- [Exercise objective] Check each line of the records below and collect those that include the word "vandenyje".

- [Data provided]
+ + +

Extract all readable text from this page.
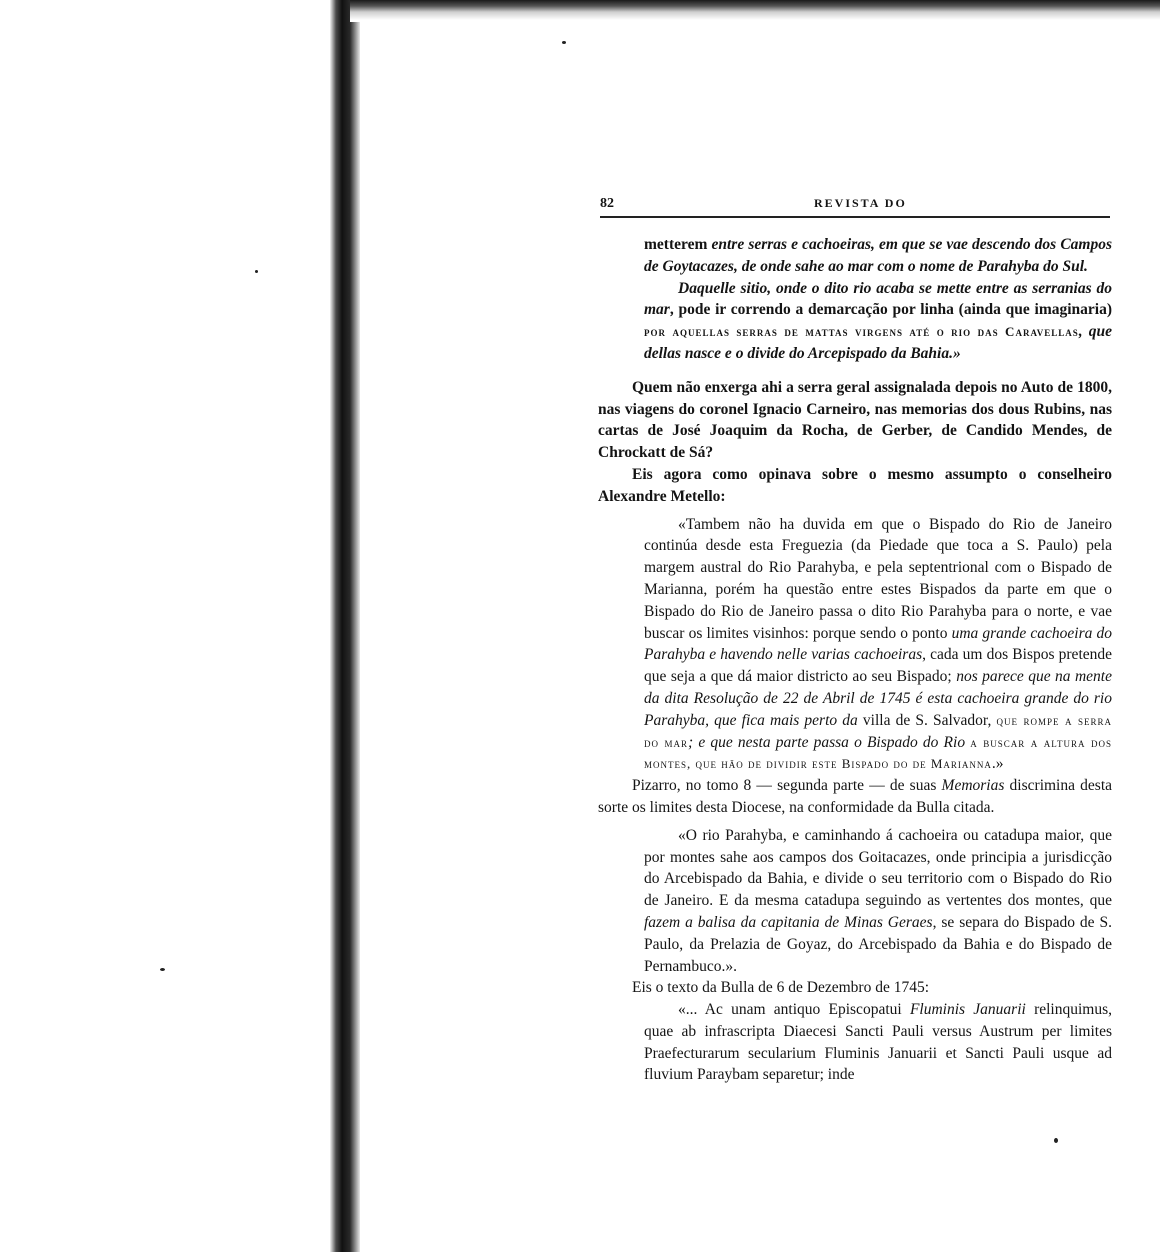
82	REVISTA DO

metterem entre serras e cachoeiras, em que se vae descendo dos Campos de Goytacazes, de onde sahe ao mar com o nome de Parahyba do Sul.

Daquelle sitio, onde o dito rio acaba se mette entre as serranias do mar, pode ir correndo a demarcação por linha (ainda que imaginaria) por aquellas serras de mattas virgens até o rio das Caravellas, que dellas nasce e o divide do Arcepispado da Bahia.»

Quem não enxerga ahi a serra geral assignalada depois no Auto de 1800, nas viagens do coronel Ignacio Carneiro, nas memorias dos dous Rubins, nas cartas de José Joaquim da Rocha, de Gerber, de Candido Mendes, de Chrockatt de Sá?

Eis agora como opinava sobre o mesmo assumpto o conselheiro Alexandre Metello:

«Tambem não ha duvida em que o Bispado do Rio de Janeiro continúa desde esta Freguezia (da Piedade que toca a S. Paulo) pela margem austral do Rio Parahyba, e pela septentrional com o Bispado de Marianna, porém ha questão entre estes Bispados da parte em que o Bispado do Rio de Janeiro passa o dito Rio Parahyba para o norte, e vae buscar os limites visinhos: porque sendo o ponto uma grande cachoeira do Parahyba e havendo nelle varias cachoeiras, cada um dos Bispos pretende que seja a que dá maior districto ao seu Bispado; nos parece que na mente da dita Resolução de 22 de Abril de 1745 é esta cachoeira grande do rio Parahyba, que fica mais perto da villa de S. Salvador, que rompe a serra do mar; e que nesta parte passa o Bispado do Rio a buscar a altura dos montes, que hão de dividir este Bispado do de Marianna.»

Pizarro, no tomo 8 — segunda parte — de suas Memorias discrimina desta sorte os limites desta Diocese, na conformidade da Bulla citada.

«O rio Parahyba, e caminhando á cachoeira ou catadupa maior, que por montes sahe aos campos dos Goitacazes, onde principia a jurisdicção do Arcebispado da Bahia, e divide o seu territorio com o Bispado do Rio de Janeiro. E da mesma catadupa seguindo as vertentes dos montes, que fazem a balisa da capitania de Minas Geraes, se separa do Bispado de S. Paulo, da Prelazia de Goyaz, do Arcebispado da Bahia e do Bispado de Pernambuco.».

Eis o texto da Bulla de 6 de Dezembro de 1745:

«... Ac unam antiquo Episcopatui Fluminis Januarii relinquimus, quae ab infrascripta Diaecesi Sancti Pauli versus Austrum per limites Praefecturarum secularium Fluminis Januarii et Sancti Pauli usque ad fluvium Paraybam separetur; inde
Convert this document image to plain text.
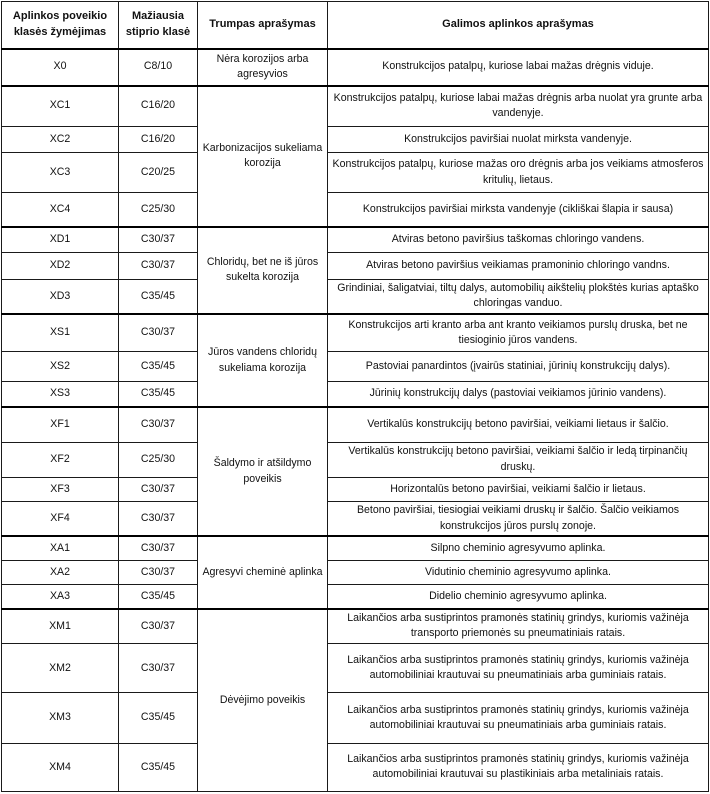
Aplinkos poveikio klasės žymėjimas	Mažiausia stiprio klasė	Trumpas aprašymas	Galimos aplinkos aprašymas
X0	C8/10	Nėra korozijos arba agresyvios	Konstrukcijos patalpų, kuriose labai mažas drėgnis viduje.
XC1	C16/20	Karbonizacijos sukeliama korozija	Konstrukcijos patalpų, kuriose labai mažas drėgnis arba nuolat yra grunte arba vandenyje.
XC2	C16/20		Konstrukcijos paviršiai nuolat mirksta vandenyje.
XC3	C20/25		Konstrukcijos patalpų, kuriose mažas oro drėgnis arba jos veikiams atmosferos kritulių, lietaus.
XC4	C25/30		Konstrukcijos paviršiai mirksta vandenyje (cikliškai šlapia ir sausa)
XD1	C30/37	Chloridų, bet ne iš jūros sukelta korozija	Atviras betono paviršius taškomas chloringo vandens.
XD2	C30/37		Atviras betono paviršius veikiamas pramoninio chloringo vandns.
XD3	C35/45		Grindiniai, šaligatviai, tiltų dalys, automobilių aikštelių plokštės kurias aptaško chloringas vanduo.
XS1	C30/37	Jūros vandens chloridų sukeliama korozija	Konstrukcijos arti kranto arba ant kranto veikiamos purslų druska, bet ne tiesioginio jūros vandens.
XS2	C35/45		Pastoviai panardintos (įvairūs statiniai, jūrinių konstrukcijų dalys).
XS3	C35/45		Jūrinių konstrukcijų dalys (pastoviai veikiamos jūrinio vandens).
XF1	C30/37	Šaldymo ir atšildymo poveikis	Vertikalūs konstrukcijų betono paviršiai, veikiami lietaus ir šalčio.
XF2	C25/30		Vertikalūs konstrukcijų betono paviršiai, veikiami šalčio ir ledą tirpinančių druskų.
XF3	C30/37		Horizontalūs betono paviršiai, veikiami šalčio ir lietaus.
XF4	C30/37		Betono paviršiai, tiesiogiai veikiami druskų ir šalčio. Šalčio veikiamos konstrukcijos jūros purslų zonoje.
XA1	C30/37	Agresyvi cheminė aplinka	Silpno cheminio agresyvumo aplinka.
XA2	C30/37		Vidutinio cheminio agresyvumo aplinka.
XA3	C35/45		Didelio cheminio agresyvumo aplinka.
XM1	C30/37	Dėvėjimo poveikis	Laikančios arba sustiprintos pramonės statinių grindys, kuriomis važinėja transporto priemonės su pneumatiniais ratais.
XM2	C30/37		Laikančios arba sustiprintos pramonės statinių grindys, kuriomis važinėja automobiliniai krautuvai su pneumatiniais arba guminiais ratais.
XM3	C35/45		Laikančios arba sustiprintos pramonės statinių grindys, kuriomis važinėja automobiliniai krautuvai su pneumatiniais arba guminiais ratais.
XM4	C35/45		Laikančios arba sustiprintos pramonės statinių grindys, kuriomis važinėja automobiliniai krautuvai su plastikiniais arba metaliniais ratais.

+ + +

- [Reply]
XC1	C16/20	Karbonizacijos sukeliama korozija	Konstrukcijos patalpų, kuriose labai mažas drėgnis arba nuolat yra grunte arba vandenyje.
XC2	C16/20		Konstrukcijos paviršiai nuolat mirksta vandenyje.
XC4	C25/30		Konstrukcijos paviršiai mirksta vandenyje (cikliškai šlapia ir sausa)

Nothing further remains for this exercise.